Record extracts:
━━━

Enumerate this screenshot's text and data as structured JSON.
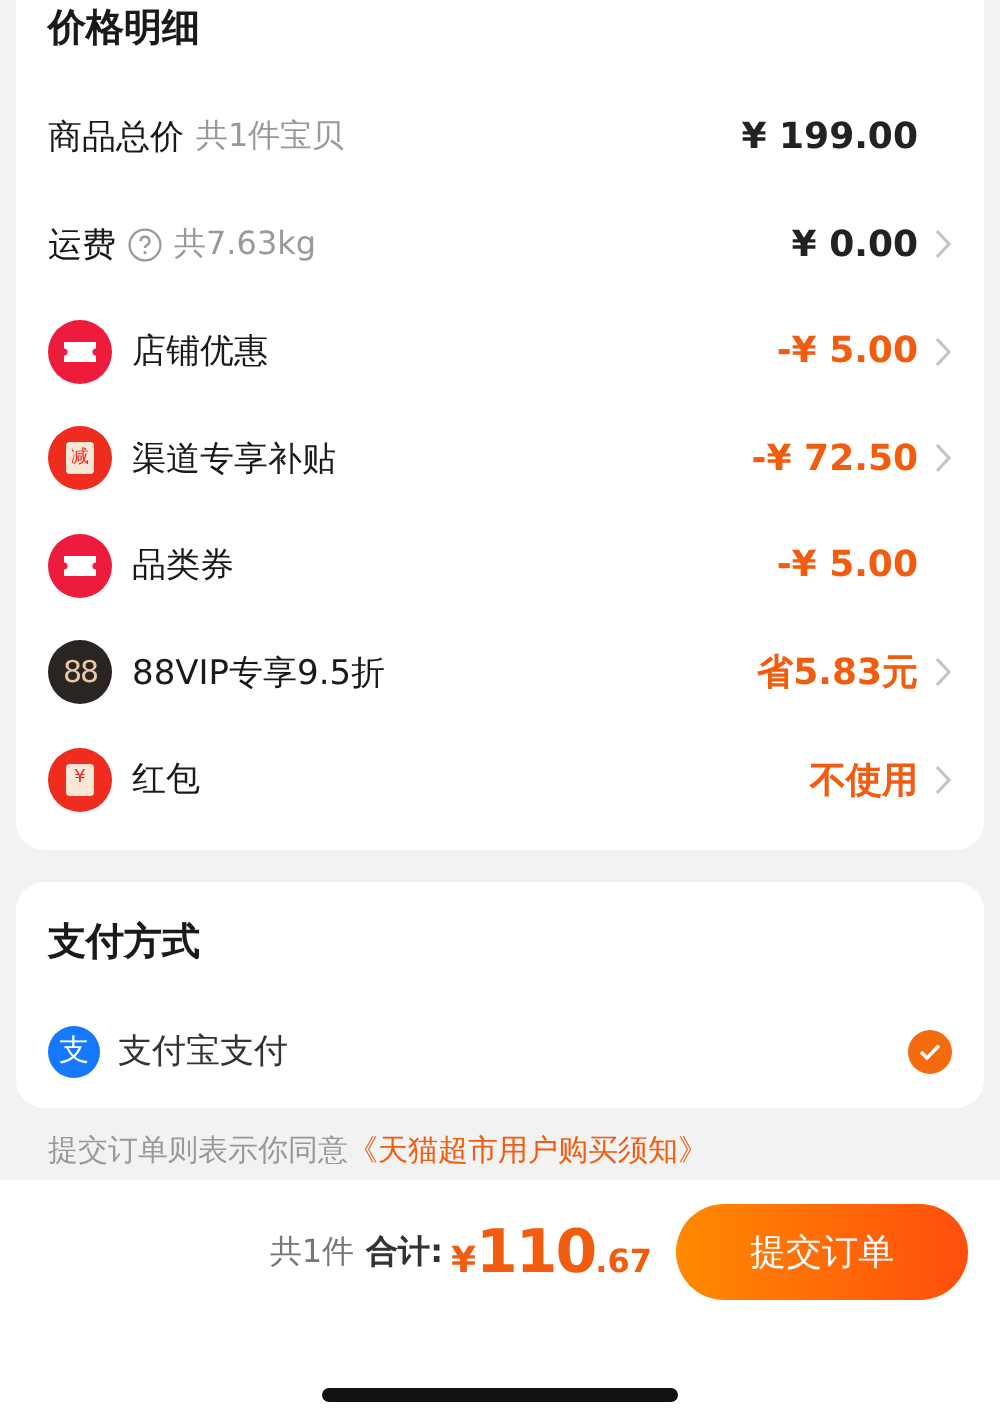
{
  "price_detail": {
    "title": "价格明细",
    "rows": [
      {
        "label": "商品总价",
        "note": "共1件宝贝",
        "help": false,
        "value": "¥ 199.00",
        "highlight": false,
        "arrow": false
      },
      {
        "label": "运费",
        "note": "共7.63kg",
        "help": true,
        "value": "¥ 0.00",
        "highlight": false,
        "arrow": true
      },
      {
        "kind": "ticket",
        "label": "店铺优惠",
        "value": "-¥ 5.00",
        "highlight": true,
        "arrow": true
      },
      {
        "kind": "subsidy",
        "badge": "减",
        "label": "渠道专享补贴",
        "value": "-¥ 72.50",
        "highlight": true,
        "arrow": true
      },
      {
        "kind": "ticket",
        "label": "品类券",
        "value": "-¥ 5.00",
        "highlight": true,
        "arrow": false
      },
      {
        "kind": "vip",
        "badge": "88",
        "label": "88VIP专享9.5折",
        "value": "省5.83元",
        "highlight": true,
        "arrow": true
      },
      {
        "kind": "redpacket",
        "badge": "¥",
        "label": "红包",
        "value": "不使用",
        "highlight": true,
        "arrow": true
      }
    ]
  },
  "payment": {
    "title": "支付方式",
    "methods": [
      {
        "badge": "支",
        "label": "支付宝支付",
        "selected": true
      }
    ]
  },
  "notice": {
    "text": "提交订单则表示你同意",
    "link": "《天猫超市用户购买须知》"
  },
  "footer": {
    "count": "共1件",
    "total_label": "合计:",
    "currency": "¥",
    "integer": "110",
    "decimal": ".67",
    "submit": "提交订单"
  }
}
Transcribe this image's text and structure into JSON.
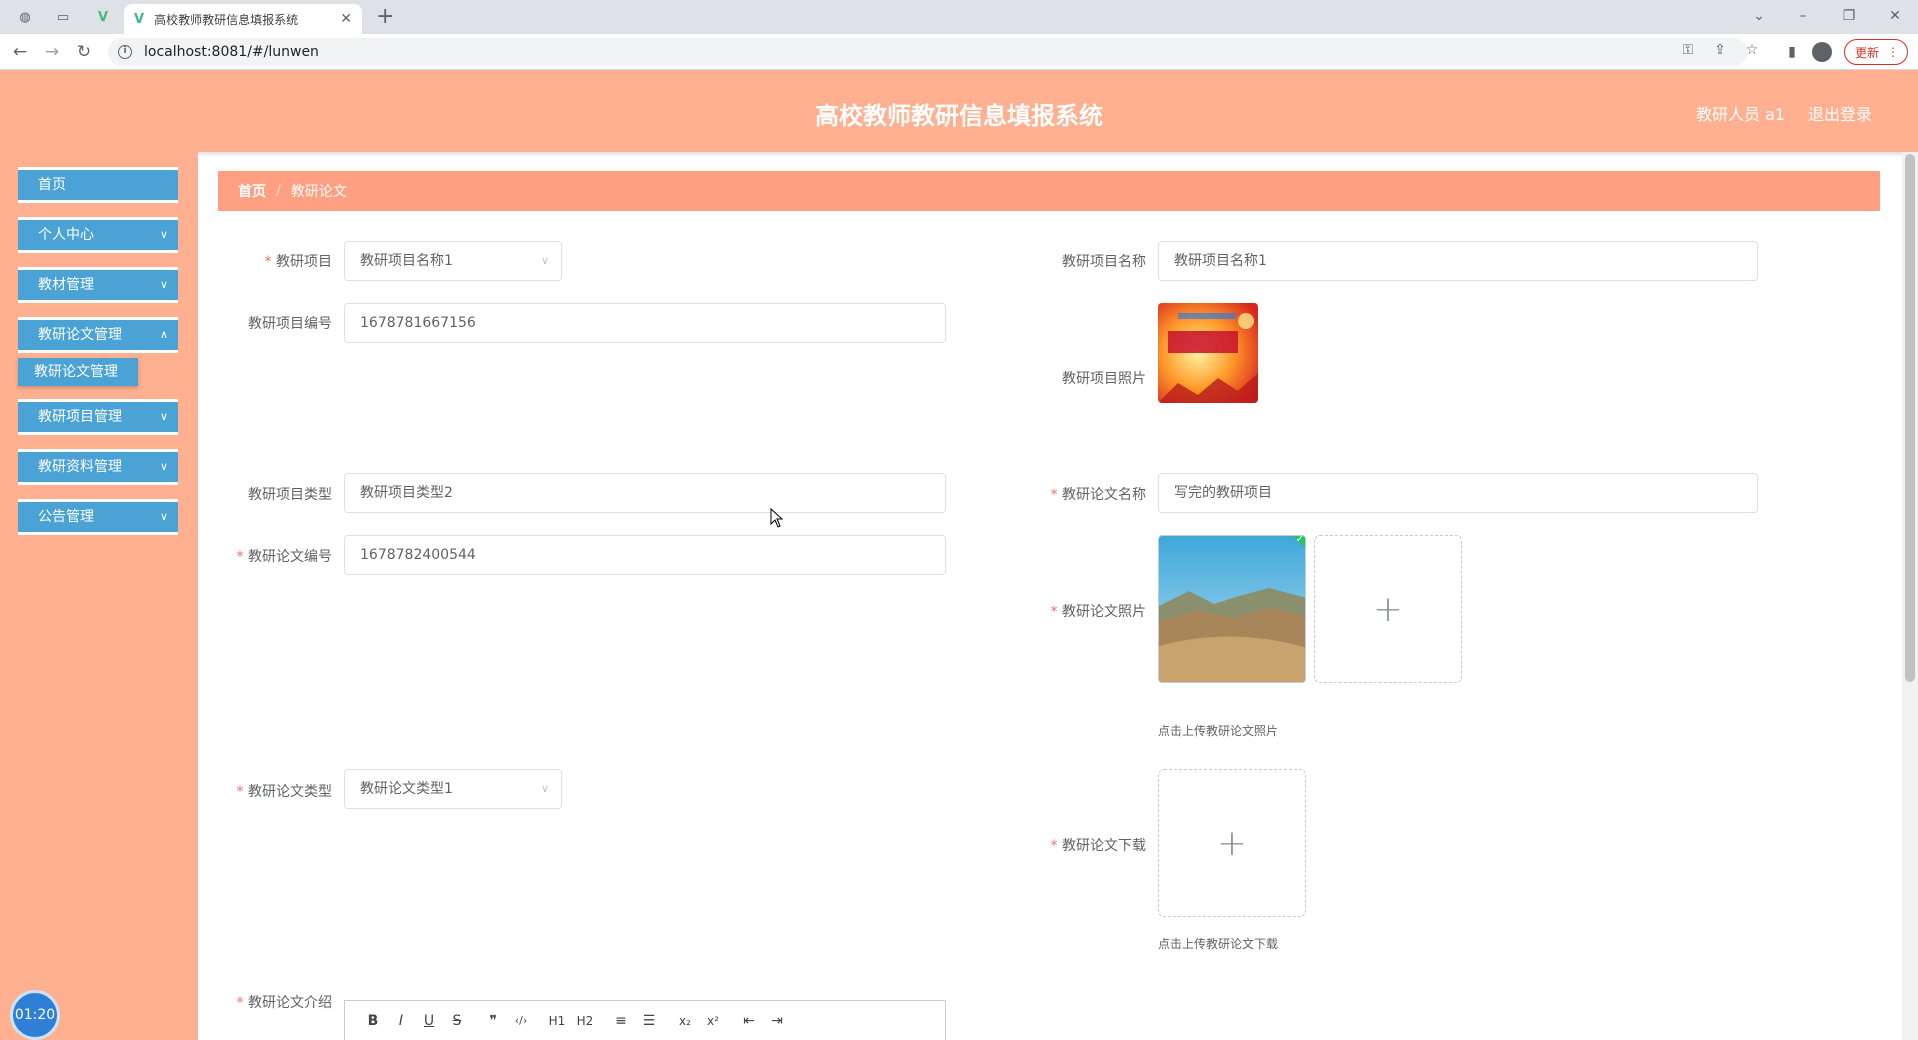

━━━

Exercise: Repeat the material above verbatim. Leave the pictures behind.

Finished answer:
Enumerate this screenshot's text and data as structured JSON.
{
  "price_detail": {
    "title": "价格明细",
    "rows": [
      {
        "label": "商品总价",
        "note": "共1件宝贝",
        "help": false,
        "value": "¥ 199.00",
        "highlight": false,
        "arrow": false
      },
      {
        "label": "运费",
        "note": "共7.63kg",
        "help": true,
        "value": "¥ 0.00",
        "highlight": false,
        "arrow": true
      },
      {
        "kind": "ticket",
        "label": "店铺优惠",
        "value": "-¥ 5.00",
        "highlight": true,
        "arrow": true
      },
      {
        "kind": "subsidy",
        "badge": "减",
        "label": "渠道专享补贴",
        "value": "-¥ 72.50",
        "highlight": true,
        "arrow": true
      },
      {
        "kind": "ticket",
        "label": "品类券",
        "value": "-¥ 5.00",
        "highlight": true,
        "arrow": false
      },
      {
        "kind": "vip",
        "badge": "88",
        "label": "88VIP专享9.5折",
        "value": "省5.83元",
        "highlight": true,
        "arrow": true
      },
      {
        "kind": "redpacket",
        "badge": "¥",
        "label": "红包",
        "value": "不使用",
        "highlight": true,
        "arrow": true
      }
    ]
  },
  "payment": {
    "title": "支付方式",
    "methods": [
      {
        "badge": "支",
        "label": "支付宝支付",
        "selected": true
      }
    ]
  },
  "notice": {
    "text": "提交订单则表示你同意",
    "link": "《天猫超市用户购买须知》"
  },
  "footer": {
    "count": "共1件",
    "total_label": "合计:",
    "currency": "¥",
    "integer": "110",
    "decimal": ".67",
    "submit": "提交订单"
  }
}
Transcribe this image's text and structure into JSON.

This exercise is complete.